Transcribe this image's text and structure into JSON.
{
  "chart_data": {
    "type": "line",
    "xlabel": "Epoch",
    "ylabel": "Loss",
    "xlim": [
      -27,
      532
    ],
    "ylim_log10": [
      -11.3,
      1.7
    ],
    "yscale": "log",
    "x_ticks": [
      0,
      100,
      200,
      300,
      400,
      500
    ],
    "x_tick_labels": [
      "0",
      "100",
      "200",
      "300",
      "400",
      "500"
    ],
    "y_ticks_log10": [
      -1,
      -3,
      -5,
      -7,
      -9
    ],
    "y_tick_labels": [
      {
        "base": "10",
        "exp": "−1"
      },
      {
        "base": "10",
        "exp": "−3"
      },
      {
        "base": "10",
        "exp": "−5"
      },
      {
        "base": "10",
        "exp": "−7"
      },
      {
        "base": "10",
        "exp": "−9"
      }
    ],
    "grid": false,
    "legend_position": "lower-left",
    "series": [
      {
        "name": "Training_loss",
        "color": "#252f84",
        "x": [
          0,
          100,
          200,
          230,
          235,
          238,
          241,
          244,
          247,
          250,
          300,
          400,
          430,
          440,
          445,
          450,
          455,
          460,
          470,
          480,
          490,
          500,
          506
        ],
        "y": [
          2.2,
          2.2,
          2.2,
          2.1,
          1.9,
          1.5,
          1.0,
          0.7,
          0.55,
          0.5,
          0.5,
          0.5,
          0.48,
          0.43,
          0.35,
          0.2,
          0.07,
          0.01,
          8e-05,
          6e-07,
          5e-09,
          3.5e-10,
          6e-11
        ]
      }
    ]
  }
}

# # # # # # #

Requirements: Would you restate each of the entries word for word?

Solution to the exercise:
Transcribe this image's text and structure into JSON.
{
  "chart_data": {
    "type": "line",
    "xlabel": "Epoch",
    "ylabel": "Loss",
    "xlim": [
      -27,
      532
    ],
    "ylim_log10": [
      -11.3,
      1.7
    ],
    "yscale": "log",
    "x_ticks": [
      0,
      100,
      200,
      300,
      400,
      500
    ],
    "x_tick_labels": [
      "0",
      "100",
      "200",
      "300",
      "400",
      "500"
    ],
    "y_ticks_log10": [
      -1,
      -3,
      -5,
      -7,
      -9
    ],
    "y_tick_labels": [
      {
        "base": "10",
        "exp": "−1"
      },
      {
        "base": "10",
        "exp": "−3"
      },
      {
        "base": "10",
        "exp": "−5"
      },
      {
        "base": "10",
        "exp": "−7"
      },
      {
        "base": "10",
        "exp": "−9"
      }
    ],
    "grid": false,
    "legend_position": "lower-left",
    "series": [
      {
        "name": "Training_loss",
        "color": "#252f84",
        "x": [
          0,
          100,
          200,
          230,
          235,
          238,
          241,
          244,
          247,
          250,
          300,
          400,
          430,
          440,
          445,
          450,
          455,
          460,
          470,
          480,
          490,
          500,
          506
        ],
        "y": [
          2.2,
          2.2,
          2.2,
          2.1,
          1.9,
          1.5,
          1.0,
          0.7,
          0.55,
          0.5,
          0.5,
          0.5,
          0.48,
          0.43,
          0.35,
          0.2,
          0.07,
          0.01,
          8e-05,
          6e-07,
          5e-09,
          3.5e-10,
          6e-11
        ]
      }
    ]
  }
}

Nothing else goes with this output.